*Required task:* Extract the full listing verbatim and drop any pictures from your copy.

*Raw data:*
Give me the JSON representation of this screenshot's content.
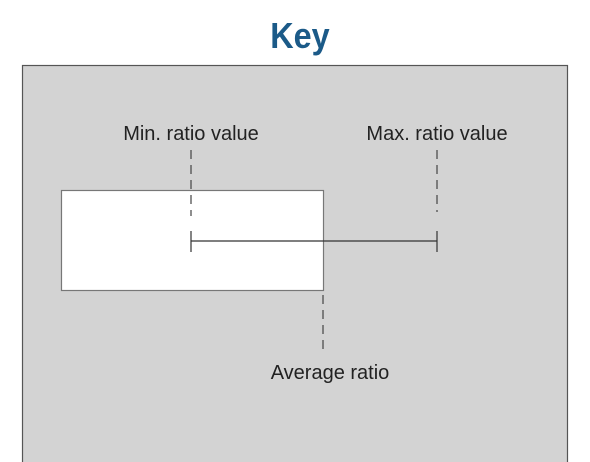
{
  "title": "Key",
  "labels": {
    "min": "Min. ratio value",
    "max": "Max. ratio value",
    "average": "Average ratio"
  }
}
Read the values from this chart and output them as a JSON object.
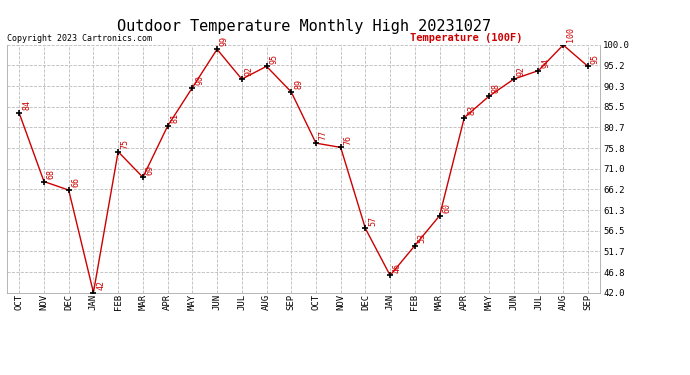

*The result:*
Give me the JSON representation of this screenshot's content.
{
  "title": "Key",
  "labels": {
    "min": "Min. ratio value",
    "max": "Max. ratio value",
    "average": "Average ratio"
  }
}
Read the values from this chart and output them as a JSON object.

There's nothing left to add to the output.